TASK TO CARRY OUT: Please quote every line word for word.

DATA SUPPLIED:
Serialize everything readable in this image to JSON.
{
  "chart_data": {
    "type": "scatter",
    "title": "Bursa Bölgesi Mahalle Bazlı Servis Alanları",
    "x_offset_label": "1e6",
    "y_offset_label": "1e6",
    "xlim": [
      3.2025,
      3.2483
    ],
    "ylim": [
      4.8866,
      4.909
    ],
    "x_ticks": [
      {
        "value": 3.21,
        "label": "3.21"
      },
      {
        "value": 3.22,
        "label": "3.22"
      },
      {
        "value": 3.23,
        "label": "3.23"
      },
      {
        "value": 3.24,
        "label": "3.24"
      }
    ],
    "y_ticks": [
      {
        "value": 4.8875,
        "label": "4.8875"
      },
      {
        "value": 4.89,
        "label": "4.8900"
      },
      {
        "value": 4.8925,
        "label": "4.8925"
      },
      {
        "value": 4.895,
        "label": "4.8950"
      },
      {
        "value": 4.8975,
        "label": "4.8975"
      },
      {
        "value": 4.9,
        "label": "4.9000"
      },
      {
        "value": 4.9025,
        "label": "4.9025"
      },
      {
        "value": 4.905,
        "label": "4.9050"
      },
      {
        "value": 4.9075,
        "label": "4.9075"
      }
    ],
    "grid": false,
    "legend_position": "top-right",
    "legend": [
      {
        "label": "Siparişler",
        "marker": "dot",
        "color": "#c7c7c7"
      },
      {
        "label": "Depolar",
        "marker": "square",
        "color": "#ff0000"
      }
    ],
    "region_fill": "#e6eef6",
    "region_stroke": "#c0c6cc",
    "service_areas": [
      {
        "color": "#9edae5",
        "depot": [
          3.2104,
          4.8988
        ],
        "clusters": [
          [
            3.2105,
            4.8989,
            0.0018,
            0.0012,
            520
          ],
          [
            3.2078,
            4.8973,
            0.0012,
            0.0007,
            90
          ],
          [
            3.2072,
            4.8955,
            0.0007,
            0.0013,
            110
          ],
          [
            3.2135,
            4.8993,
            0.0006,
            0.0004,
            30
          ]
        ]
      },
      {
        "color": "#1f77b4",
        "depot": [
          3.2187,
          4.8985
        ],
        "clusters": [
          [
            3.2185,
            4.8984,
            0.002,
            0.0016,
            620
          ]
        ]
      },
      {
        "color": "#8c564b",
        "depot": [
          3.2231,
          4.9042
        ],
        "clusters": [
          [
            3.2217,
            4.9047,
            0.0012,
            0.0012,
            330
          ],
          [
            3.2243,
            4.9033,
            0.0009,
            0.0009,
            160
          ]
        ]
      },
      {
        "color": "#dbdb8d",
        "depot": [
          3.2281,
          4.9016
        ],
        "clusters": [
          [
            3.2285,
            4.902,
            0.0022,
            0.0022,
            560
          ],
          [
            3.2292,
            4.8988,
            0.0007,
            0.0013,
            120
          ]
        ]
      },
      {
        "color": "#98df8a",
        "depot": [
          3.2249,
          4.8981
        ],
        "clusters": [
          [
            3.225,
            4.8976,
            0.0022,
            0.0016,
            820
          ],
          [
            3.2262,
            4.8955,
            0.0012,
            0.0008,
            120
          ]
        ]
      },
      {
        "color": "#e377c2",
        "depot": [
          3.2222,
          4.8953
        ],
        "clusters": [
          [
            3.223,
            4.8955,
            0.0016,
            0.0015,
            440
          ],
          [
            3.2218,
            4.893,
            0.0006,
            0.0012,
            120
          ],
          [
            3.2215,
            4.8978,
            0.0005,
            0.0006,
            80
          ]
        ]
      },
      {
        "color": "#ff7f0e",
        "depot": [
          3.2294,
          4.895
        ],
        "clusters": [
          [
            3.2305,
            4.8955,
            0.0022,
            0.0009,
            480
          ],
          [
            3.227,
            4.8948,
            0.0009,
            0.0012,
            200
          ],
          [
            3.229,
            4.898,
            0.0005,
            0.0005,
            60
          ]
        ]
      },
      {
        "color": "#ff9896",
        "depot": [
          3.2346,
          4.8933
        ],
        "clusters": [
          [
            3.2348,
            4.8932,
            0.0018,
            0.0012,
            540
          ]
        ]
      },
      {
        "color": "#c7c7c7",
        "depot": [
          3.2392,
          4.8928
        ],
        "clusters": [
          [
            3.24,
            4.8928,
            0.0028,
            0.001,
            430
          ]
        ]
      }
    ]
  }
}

FINAL ANSWER:
Serialize everything readable in this image to JSON.
{
  "chart_data": {
    "type": "scatter",
    "title": "Bursa Bölgesi Mahalle Bazlı Servis Alanları",
    "x_offset_label": "1e6",
    "y_offset_label": "1e6",
    "xlim": [
      3.2025,
      3.2483
    ],
    "ylim": [
      4.8866,
      4.909
    ],
    "x_ticks": [
      {
        "value": 3.21,
        "label": "3.21"
      },
      {
        "value": 3.22,
        "label": "3.22"
      },
      {
        "value": 3.23,
        "label": "3.23"
      },
      {
        "value": 3.24,
        "label": "3.24"
      }
    ],
    "y_ticks": [
      {
        "value": 4.8875,
        "label": "4.8875"
      },
      {
        "value": 4.89,
        "label": "4.8900"
      },
      {
        "value": 4.8925,
        "label": "4.8925"
      },
      {
        "value": 4.895,
        "label": "4.8950"
      },
      {
        "value": 4.8975,
        "label": "4.8975"
      },
      {
        "value": 4.9,
        "label": "4.9000"
      },
      {
        "value": 4.9025,
        "label": "4.9025"
      },
      {
        "value": 4.905,
        "label": "4.9050"
      },
      {
        "value": 4.9075,
        "label": "4.9075"
      }
    ],
    "grid": false,
    "legend_position": "top-right",
    "legend": [
      {
        "label": "Siparişler",
        "marker": "dot",
        "color": "#c7c7c7"
      },
      {
        "label": "Depolar",
        "marker": "square",
        "color": "#ff0000"
      }
    ],
    "region_fill": "#e6eef6",
    "region_stroke": "#c0c6cc",
    "service_areas": [
      {
        "color": "#9edae5",
        "depot": [
          3.2104,
          4.8988
        ],
        "clusters": [
          [
            3.2105,
            4.8989,
            0.0018,
            0.0012,
            520
          ],
          [
            3.2078,
            4.8973,
            0.0012,
            0.0007,
            90
          ],
          [
            3.2072,
            4.8955,
            0.0007,
            0.0013,
            110
          ],
          [
            3.2135,
            4.8993,
            0.0006,
            0.0004,
            30
          ]
        ]
      },
      {
        "color": "#1f77b4",
        "depot": [
          3.2187,
          4.8985
        ],
        "clusters": [
          [
            3.2185,
            4.8984,
            0.002,
            0.0016,
            620
          ]
        ]
      },
      {
        "color": "#8c564b",
        "depot": [
          3.2231,
          4.9042
        ],
        "clusters": [
          [
            3.2217,
            4.9047,
            0.0012,
            0.0012,
            330
          ],
          [
            3.2243,
            4.9033,
            0.0009,
            0.0009,
            160
          ]
        ]
      },
      {
        "color": "#dbdb8d",
        "depot": [
          3.2281,
          4.9016
        ],
        "clusters": [
          [
            3.2285,
            4.902,
            0.0022,
            0.0022,
            560
          ],
          [
            3.2292,
            4.8988,
            0.0007,
            0.0013,
            120
          ]
        ]
      },
      {
        "color": "#98df8a",
        "depot": [
          3.2249,
          4.8981
        ],
        "clusters": [
          [
            3.225,
            4.8976,
            0.0022,
            0.0016,
            820
          ],
          [
            3.2262,
            4.8955,
            0.0012,
            0.0008,
            120
          ]
        ]
      },
      {
        "color": "#e377c2",
        "depot": [
          3.2222,
          4.8953
        ],
        "clusters": [
          [
            3.223,
            4.8955,
            0.0016,
            0.0015,
            440
          ],
          [
            3.2218,
            4.893,
            0.0006,
            0.0012,
            120
          ],
          [
            3.2215,
            4.8978,
            0.0005,
            0.0006,
            80
          ]
        ]
      },
      {
        "color": "#ff7f0e",
        "depot": [
          3.2294,
          4.895
        ],
        "clusters": [
          [
            3.2305,
            4.8955,
            0.0022,
            0.0009,
            480
          ],
          [
            3.227,
            4.8948,
            0.0009,
            0.0012,
            200
          ],
          [
            3.229,
            4.898,
            0.0005,
            0.0005,
            60
          ]
        ]
      },
      {
        "color": "#ff9896",
        "depot": [
          3.2346,
          4.8933
        ],
        "clusters": [
          [
            3.2348,
            4.8932,
            0.0018,
            0.0012,
            540
          ]
        ]
      },
      {
        "color": "#c7c7c7",
        "depot": [
          3.2392,
          4.8928
        ],
        "clusters": [
          [
            3.24,
            4.8928,
            0.0028,
            0.001,
            430
          ]
        ]
      }
    ]
  }
}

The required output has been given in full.